Document text:
Wow, that pdf is a great resource, again, thanks so much!


----------



## Andy Tryon (May 29, 2018)

Andy Tryon said:


> Wow, that pdf is a great resource, again, thanks so much!


Thank you guys for the geat forum and helpful advice! Finally finished the hydraulic shut down repair. In the process it seemed more efficient to disassemble everything in the way, clean service and repair, so it took a bit. Changex hoses, belt flushed the radiator and block. Changed the engine oil, drained and flushed the hydraulic reservoir system.
Thank you again for the help!


----------



## Guest (Sep 20, 2018)

Glad it worked out. We like a happy ending!


----------



## Gsxrjbl (Feb 4, 2020)

RC Wells said:


> Good little tractor. Setting causes the seals in the three point lift cylinder to bind to the cylinder and tear. Once that occurs the full pump volume is recirculated in the rear lift assembly, so no more hydraulic pressure.

Required task 1: Which rows contain the string "bracket"? Copy each of them.

Input rows:
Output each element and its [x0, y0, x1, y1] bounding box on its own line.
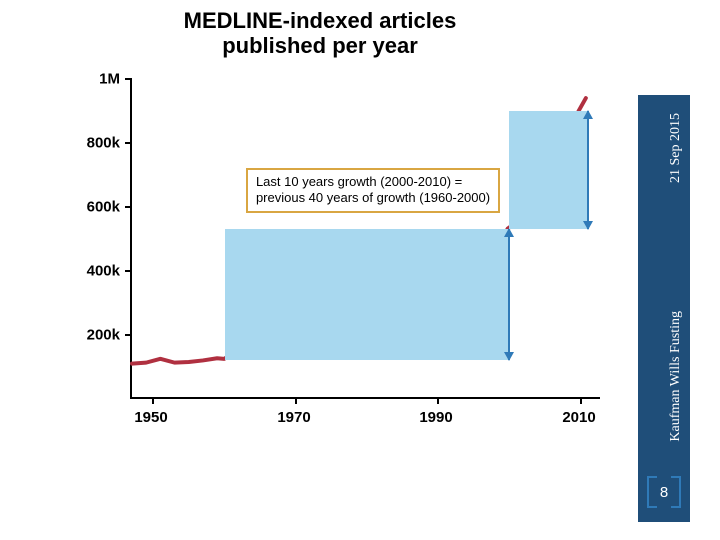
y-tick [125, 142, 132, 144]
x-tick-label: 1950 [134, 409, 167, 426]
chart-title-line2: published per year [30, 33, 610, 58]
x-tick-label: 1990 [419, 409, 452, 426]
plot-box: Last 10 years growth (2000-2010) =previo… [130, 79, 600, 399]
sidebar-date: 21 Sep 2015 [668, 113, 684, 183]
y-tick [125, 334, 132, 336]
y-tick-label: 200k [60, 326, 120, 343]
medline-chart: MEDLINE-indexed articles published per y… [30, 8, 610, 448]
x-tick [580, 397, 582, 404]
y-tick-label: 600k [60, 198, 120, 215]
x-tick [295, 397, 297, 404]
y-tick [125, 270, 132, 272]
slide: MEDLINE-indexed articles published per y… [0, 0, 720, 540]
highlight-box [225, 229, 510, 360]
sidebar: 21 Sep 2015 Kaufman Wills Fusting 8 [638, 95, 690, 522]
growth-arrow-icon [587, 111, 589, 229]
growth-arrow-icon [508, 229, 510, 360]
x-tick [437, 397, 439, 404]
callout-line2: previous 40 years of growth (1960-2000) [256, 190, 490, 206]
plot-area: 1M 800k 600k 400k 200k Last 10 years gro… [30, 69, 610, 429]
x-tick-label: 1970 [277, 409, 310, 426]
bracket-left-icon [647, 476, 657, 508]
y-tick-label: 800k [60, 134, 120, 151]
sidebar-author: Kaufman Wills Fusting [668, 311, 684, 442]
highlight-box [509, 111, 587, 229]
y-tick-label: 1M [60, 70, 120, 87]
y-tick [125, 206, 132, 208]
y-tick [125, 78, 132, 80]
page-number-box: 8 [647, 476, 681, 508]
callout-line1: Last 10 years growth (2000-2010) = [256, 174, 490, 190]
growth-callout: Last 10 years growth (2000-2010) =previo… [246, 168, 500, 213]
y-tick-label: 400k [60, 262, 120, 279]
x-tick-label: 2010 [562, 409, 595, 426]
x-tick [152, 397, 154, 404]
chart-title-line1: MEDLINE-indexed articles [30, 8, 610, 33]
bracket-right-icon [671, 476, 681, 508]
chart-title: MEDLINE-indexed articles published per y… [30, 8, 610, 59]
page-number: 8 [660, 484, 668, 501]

Required task 2: According to the forum thread, what does setting do to the seals in the three point lift cylinder?

Solution 1:
bracket-left-icon [647, 476, 657, 508]
bracket-right-icon [671, 476, 681, 508]

Solution 2: It causes them to bind to the cylinder and tear.